>> Begin
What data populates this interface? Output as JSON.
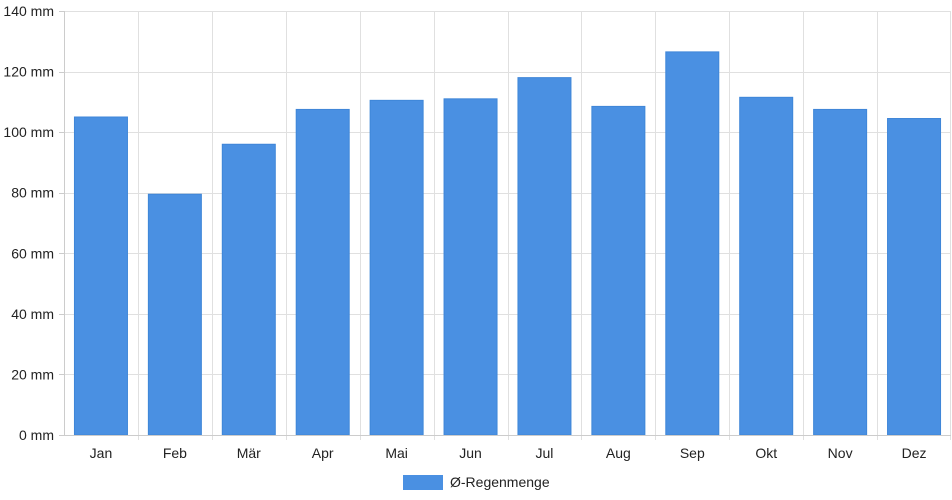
{
  "chart_data": {
    "type": "bar",
    "categories": [
      "Jan",
      "Feb",
      "Mär",
      "Apr",
      "Mai",
      "Jun",
      "Jul",
      "Aug",
      "Sep",
      "Okt",
      "Nov",
      "Dez"
    ],
    "series": [
      {
        "name": "Ø-Regenmenge",
        "values": [
          105,
          79.5,
          96,
          107.5,
          110.5,
          111,
          118,
          108.5,
          126.5,
          111.5,
          107.5,
          104.5
        ],
        "color": "#4a90e2"
      }
    ],
    "y_ticks": [
      "0 mm",
      "20 mm",
      "40 mm",
      "60 mm",
      "80 mm",
      "100 mm",
      "120 mm",
      "140 mm"
    ],
    "ylim": [
      0,
      140
    ],
    "grid": true,
    "legend_position": "bottom-center"
  }
}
>> End
What is expected:
Omit the pictures and give the material again, exactly and in full.

Result below:
What data populates this interface? Output as JSON.
{
  "chart_data": {
    "type": "bar",
    "categories": [
      "Jan",
      "Feb",
      "Mär",
      "Apr",
      "Mai",
      "Jun",
      "Jul",
      "Aug",
      "Sep",
      "Okt",
      "Nov",
      "Dez"
    ],
    "series": [
      {
        "name": "Ø-Regenmenge",
        "values": [
          105,
          79.5,
          96,
          107.5,
          110.5,
          111,
          118,
          108.5,
          126.5,
          111.5,
          107.5,
          104.5
        ],
        "color": "#4a90e2"
      }
    ],
    "y_ticks": [
      "0 mm",
      "20 mm",
      "40 mm",
      "60 mm",
      "80 mm",
      "100 mm",
      "120 mm",
      "140 mm"
    ],
    "ylim": [
      0,
      140
    ],
    "grid": true,
    "legend_position": "bottom-center"
  }
}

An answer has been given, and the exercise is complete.